Page text:

Is Sorted

#include <iostream>
using namespace std;

bool isSorted(int arr[], int size) {

    // Base case: If the array is empty (size == 0) or has only one element (size == 1),
    // it is considered sorted, so return true.
    if(size == 0 || size == 1) {
        return true;
    }

    // Check if the first element is greater than the second element.
    // If so, the array is not sorted, so return false.
    if(arr[0] > arr[1])
        return false;

    // Recursive case:
    // If the first two elements are in order, recursively check the remaining part of the array
    // (i.e., the array starting from the next element, `arr + 1`, with size reduced by 1).
    bool remainingPart = isSorted(arr + 1, size - 1);

    // Return the result of the recursive check for the remaining part of the array.
    return remainingPart;
}

int main() {
    int arr[] = {1, 2, 3, 4, 5};  // Example: sorted array
    int size = sizeof(arr) / sizeof(arr[0]);

    if(isSorted(arr, size)) {
        cout << "Array is sorted." << endl;
    } else {
        cout << "Array is not sorted." << endl;
    }

    return 0;
}

Example Walkthrough:

Consider the input array arr[] = {1, 2, 3, 4, 5} and size = 5:

First Call: isSorted(arr, 5)

Element and region data:
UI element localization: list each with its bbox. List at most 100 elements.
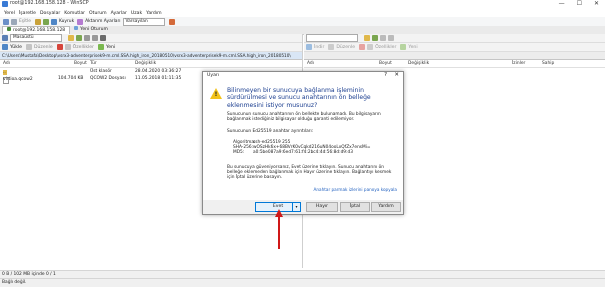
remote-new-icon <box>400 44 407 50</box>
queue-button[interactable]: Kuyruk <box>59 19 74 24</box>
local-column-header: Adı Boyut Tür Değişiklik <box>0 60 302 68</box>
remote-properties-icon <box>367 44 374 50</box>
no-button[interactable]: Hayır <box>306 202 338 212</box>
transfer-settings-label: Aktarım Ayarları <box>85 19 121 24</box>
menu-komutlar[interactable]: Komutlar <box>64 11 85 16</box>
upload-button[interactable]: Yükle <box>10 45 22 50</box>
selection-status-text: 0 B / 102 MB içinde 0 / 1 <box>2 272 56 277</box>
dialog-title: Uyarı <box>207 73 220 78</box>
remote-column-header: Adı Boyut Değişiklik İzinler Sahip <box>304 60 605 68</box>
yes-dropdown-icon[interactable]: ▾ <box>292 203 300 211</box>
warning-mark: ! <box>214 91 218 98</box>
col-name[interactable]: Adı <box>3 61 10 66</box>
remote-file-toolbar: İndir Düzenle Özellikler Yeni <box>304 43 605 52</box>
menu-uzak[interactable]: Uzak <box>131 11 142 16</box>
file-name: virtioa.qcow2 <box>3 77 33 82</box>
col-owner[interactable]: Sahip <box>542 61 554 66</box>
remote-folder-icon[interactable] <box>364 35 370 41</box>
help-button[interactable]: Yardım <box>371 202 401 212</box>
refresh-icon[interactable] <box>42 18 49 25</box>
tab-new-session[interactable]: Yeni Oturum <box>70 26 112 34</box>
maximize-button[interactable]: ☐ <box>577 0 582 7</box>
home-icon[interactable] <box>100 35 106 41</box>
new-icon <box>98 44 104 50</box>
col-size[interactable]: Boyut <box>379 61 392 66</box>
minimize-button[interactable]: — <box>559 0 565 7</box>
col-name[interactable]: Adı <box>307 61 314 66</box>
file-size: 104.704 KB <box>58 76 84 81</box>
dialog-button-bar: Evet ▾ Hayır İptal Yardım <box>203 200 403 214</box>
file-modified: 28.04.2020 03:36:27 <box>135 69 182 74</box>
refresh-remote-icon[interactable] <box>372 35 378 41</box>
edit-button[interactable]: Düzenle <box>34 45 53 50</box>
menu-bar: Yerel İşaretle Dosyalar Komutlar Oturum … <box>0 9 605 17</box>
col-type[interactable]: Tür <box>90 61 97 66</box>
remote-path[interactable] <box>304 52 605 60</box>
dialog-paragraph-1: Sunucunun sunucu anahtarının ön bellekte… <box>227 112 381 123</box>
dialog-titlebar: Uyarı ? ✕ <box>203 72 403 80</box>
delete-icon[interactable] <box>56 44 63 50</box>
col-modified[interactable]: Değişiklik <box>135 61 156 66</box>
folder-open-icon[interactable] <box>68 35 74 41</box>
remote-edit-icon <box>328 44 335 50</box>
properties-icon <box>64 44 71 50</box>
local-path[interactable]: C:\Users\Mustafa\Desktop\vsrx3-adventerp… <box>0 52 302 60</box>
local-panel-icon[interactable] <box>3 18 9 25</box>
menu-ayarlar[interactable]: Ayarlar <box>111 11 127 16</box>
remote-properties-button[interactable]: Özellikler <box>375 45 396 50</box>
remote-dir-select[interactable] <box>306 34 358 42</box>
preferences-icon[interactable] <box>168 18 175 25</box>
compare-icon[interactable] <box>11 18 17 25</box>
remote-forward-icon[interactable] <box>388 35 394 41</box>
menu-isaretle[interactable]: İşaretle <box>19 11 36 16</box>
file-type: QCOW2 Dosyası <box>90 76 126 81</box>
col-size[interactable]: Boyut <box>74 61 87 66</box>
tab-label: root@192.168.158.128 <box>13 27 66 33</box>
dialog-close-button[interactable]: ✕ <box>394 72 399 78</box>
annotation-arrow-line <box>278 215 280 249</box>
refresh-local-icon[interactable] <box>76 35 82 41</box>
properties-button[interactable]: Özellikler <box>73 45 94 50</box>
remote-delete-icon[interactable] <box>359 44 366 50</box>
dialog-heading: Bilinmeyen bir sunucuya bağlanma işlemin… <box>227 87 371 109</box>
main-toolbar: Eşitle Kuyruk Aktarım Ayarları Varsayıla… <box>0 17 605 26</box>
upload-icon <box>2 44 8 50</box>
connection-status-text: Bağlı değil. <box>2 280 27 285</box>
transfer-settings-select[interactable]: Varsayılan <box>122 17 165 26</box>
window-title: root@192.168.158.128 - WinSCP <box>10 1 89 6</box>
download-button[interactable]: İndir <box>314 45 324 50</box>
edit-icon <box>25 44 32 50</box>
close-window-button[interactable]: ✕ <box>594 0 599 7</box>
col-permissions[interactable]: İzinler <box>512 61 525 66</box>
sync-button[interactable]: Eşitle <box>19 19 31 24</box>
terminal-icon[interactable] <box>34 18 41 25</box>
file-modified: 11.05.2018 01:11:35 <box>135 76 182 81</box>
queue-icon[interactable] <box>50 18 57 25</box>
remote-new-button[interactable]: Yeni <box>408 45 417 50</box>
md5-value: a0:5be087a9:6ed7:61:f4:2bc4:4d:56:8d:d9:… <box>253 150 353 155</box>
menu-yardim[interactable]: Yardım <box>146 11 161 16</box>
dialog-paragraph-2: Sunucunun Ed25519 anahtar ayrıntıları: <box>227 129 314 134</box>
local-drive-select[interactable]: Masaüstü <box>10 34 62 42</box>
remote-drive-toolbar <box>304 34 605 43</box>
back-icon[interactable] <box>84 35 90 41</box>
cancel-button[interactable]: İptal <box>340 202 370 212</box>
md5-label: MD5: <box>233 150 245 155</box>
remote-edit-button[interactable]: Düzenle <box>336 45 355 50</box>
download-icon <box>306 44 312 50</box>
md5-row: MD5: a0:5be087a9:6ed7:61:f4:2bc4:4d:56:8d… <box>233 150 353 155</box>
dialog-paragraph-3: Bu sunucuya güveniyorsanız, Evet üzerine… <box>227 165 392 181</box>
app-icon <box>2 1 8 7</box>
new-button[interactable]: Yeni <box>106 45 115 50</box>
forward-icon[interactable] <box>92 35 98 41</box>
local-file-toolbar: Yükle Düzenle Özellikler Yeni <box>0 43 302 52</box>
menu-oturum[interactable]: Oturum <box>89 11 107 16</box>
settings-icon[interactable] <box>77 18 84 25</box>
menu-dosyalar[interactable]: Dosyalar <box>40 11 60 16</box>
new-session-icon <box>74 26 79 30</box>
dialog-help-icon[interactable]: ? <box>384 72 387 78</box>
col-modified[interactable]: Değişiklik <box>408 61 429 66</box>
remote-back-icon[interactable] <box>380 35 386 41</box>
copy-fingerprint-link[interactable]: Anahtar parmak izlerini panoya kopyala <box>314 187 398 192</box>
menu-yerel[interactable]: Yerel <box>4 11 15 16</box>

Instructions to follow: Supply the continuation of the isSorted walkthrough, starting immediately after its final line, "First Call: isSorted(arr, 5)". The rows bear no relation to the isSorted walkthrough.

Exercise answer:
- arr[0] = 1, arr[1] = 2, since 1 <= 2, call isSorted(arr + 1, 4).
Second Call: isSorted(arr + 1, 4)
- Now arr[0] = 2, arr[1] = 3, since 2 <= 3, call isSorted(arr + 1, 3).
Third Call: isSorted(arr + 2, 3)
- Now arr[0] = 3, arr[1] = 4, since 3 <= 4, call isSorted(arr + 1, 2).
Fourth Call: isSorted(arr + 3, 2)
- Now arr[0] = 4, arr[1] = 5, since 4 <= 5, call isSorted(arr + 1, 1).
Fifth Call: isSorted(arr + 4, 1)
- Base case: Since size = 1, return true.

Output

Array is sorted.

Example with Unsorted Array:

For arr[] = {1, 3, 2, 4} and size = 4:

First Call: isSorted(arr, 4)
- arr[0] = 1, arr[1] = 3, since 1 <= 3, call isSorted(arr + 1, 3).
Second Call: isSorted(arr + 1, 3)
- Now arr[0] = 3, arr[1] = 2, since 3 > 2, return false

Output

Array is not sorted.